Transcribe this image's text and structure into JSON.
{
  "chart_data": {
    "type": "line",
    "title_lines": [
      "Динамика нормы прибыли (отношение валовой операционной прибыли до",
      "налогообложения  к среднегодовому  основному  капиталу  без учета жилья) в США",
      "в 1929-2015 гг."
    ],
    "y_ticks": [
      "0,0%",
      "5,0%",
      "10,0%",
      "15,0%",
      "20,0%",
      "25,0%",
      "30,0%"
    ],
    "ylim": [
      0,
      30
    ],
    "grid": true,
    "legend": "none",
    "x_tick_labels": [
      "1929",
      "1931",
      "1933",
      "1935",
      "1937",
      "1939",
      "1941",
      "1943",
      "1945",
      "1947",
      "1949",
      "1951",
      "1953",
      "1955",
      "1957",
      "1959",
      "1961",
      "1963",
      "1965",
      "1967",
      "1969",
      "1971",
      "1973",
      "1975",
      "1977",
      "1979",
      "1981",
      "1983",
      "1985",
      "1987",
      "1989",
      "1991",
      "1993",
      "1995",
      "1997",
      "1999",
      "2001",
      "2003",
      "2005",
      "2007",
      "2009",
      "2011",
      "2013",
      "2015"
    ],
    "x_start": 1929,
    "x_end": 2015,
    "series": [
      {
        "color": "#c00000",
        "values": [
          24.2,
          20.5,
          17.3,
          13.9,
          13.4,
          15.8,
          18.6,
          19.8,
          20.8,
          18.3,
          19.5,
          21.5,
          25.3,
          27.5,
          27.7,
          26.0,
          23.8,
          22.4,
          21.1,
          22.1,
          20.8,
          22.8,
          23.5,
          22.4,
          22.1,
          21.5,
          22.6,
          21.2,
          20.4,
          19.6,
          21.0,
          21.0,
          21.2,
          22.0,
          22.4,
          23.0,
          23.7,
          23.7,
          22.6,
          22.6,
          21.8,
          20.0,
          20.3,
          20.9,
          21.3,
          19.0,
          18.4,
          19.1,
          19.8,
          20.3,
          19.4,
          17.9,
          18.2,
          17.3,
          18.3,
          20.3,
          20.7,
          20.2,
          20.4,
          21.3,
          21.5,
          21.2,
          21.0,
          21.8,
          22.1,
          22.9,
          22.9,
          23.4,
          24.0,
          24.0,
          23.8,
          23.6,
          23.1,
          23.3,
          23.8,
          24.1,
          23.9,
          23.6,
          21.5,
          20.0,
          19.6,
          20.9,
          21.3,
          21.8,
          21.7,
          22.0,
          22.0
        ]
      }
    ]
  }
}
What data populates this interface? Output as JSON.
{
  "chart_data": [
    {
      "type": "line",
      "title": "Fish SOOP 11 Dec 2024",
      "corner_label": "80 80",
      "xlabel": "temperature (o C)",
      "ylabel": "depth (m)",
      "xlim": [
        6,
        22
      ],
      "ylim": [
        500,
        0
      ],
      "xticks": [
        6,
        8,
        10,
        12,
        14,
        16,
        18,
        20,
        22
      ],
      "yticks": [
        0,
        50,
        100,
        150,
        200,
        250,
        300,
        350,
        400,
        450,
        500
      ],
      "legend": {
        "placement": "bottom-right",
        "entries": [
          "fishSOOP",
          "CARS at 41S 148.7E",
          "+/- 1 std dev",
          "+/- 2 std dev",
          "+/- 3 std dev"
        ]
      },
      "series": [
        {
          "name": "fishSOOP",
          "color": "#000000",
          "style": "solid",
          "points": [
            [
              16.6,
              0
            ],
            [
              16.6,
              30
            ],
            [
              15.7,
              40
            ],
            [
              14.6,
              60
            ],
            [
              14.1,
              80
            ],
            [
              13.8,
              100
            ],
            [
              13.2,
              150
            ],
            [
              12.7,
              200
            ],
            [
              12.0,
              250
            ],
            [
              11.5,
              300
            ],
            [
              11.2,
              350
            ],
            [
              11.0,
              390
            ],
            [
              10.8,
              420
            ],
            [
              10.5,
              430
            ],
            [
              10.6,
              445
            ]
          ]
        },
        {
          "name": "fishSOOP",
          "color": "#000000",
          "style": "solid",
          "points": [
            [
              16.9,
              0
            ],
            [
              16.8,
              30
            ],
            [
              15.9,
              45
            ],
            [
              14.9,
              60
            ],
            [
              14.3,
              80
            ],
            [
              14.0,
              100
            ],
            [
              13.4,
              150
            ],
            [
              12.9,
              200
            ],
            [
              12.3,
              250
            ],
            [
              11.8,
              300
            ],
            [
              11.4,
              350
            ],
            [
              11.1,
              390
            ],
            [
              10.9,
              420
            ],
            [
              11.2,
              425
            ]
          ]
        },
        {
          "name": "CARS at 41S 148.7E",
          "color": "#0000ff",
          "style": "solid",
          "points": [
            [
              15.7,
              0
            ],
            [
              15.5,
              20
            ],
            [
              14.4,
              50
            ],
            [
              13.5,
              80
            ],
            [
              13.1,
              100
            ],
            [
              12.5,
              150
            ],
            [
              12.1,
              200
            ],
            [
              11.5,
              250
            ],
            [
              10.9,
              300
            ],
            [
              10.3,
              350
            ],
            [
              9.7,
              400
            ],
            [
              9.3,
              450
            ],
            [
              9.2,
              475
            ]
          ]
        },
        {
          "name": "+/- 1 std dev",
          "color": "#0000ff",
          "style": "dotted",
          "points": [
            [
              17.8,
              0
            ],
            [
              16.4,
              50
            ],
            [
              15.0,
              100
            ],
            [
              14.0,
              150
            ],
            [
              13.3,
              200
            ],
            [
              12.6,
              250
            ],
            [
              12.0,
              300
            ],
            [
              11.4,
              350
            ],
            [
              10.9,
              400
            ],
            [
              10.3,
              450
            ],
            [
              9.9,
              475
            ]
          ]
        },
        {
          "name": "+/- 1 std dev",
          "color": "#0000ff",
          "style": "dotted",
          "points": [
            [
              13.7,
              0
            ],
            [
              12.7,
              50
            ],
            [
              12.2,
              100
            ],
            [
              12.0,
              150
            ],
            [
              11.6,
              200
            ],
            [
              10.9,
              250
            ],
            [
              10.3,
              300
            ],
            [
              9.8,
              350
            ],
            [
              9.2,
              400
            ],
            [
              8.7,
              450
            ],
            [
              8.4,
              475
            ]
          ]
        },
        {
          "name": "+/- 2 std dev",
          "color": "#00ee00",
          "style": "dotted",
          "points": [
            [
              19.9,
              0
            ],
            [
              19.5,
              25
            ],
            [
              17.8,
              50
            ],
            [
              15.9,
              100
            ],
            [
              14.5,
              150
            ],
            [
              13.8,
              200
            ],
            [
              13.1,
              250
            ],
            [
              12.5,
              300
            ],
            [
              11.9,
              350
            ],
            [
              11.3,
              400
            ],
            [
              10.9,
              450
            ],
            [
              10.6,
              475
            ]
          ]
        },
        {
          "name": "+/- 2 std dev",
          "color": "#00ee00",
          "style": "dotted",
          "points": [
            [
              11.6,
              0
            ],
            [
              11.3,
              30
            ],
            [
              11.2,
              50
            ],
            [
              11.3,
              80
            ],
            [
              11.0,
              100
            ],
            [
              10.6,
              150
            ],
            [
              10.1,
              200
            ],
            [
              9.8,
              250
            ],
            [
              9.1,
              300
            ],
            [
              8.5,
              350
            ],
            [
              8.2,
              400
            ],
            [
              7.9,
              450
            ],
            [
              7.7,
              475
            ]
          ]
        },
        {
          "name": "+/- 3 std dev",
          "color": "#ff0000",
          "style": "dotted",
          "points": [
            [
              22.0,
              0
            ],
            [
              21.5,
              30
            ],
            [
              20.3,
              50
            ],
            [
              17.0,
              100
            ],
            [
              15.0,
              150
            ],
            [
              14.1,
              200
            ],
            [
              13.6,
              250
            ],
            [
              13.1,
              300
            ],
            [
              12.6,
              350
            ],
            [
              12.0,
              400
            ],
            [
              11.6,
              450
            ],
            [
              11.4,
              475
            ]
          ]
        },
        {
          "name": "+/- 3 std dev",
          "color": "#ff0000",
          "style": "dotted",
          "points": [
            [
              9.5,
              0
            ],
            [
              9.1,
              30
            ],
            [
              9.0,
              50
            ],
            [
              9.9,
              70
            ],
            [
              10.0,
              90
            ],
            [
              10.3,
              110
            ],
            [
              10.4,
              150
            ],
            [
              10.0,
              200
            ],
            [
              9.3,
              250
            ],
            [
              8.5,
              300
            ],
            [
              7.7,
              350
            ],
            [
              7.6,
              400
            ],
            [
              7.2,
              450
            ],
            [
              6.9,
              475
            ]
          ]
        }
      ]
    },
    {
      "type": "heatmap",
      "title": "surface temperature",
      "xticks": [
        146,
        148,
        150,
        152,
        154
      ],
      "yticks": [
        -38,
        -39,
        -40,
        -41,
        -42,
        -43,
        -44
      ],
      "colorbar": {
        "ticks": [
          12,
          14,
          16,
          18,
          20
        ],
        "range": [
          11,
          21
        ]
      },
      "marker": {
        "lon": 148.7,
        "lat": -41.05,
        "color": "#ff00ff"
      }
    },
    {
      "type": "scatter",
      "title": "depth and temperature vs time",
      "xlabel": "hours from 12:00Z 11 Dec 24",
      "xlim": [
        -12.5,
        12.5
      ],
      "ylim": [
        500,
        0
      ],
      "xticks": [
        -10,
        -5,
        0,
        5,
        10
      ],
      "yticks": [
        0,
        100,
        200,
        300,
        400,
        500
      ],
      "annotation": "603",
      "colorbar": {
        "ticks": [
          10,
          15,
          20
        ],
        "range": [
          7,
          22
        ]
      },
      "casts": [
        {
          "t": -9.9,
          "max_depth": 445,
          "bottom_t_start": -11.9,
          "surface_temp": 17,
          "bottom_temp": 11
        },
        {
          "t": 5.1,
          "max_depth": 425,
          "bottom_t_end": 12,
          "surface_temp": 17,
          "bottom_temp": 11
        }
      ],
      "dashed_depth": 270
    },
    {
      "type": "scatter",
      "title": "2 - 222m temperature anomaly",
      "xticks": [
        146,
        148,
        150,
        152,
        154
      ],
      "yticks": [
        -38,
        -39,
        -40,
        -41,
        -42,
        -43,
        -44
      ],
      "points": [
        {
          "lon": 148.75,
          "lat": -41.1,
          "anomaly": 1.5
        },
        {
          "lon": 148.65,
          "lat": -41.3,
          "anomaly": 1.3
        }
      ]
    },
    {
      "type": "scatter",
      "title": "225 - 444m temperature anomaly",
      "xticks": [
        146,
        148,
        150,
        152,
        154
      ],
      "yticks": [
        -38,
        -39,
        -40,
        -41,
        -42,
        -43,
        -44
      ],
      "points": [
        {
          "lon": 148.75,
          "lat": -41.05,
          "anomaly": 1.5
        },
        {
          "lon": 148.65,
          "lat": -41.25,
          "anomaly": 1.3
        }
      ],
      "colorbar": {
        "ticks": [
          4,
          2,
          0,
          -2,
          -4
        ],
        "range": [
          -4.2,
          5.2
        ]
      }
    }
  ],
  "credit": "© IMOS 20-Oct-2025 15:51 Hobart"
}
^^^^^^^^^^^^^^^^
● TASK DIRECTIONS
Copy each line of the listing that contains the string "JSON".

● ANSWER TO THIS EXERCISE
Transcribe this image's text and structure into JSON.
What data populates this interface? Output as JSON.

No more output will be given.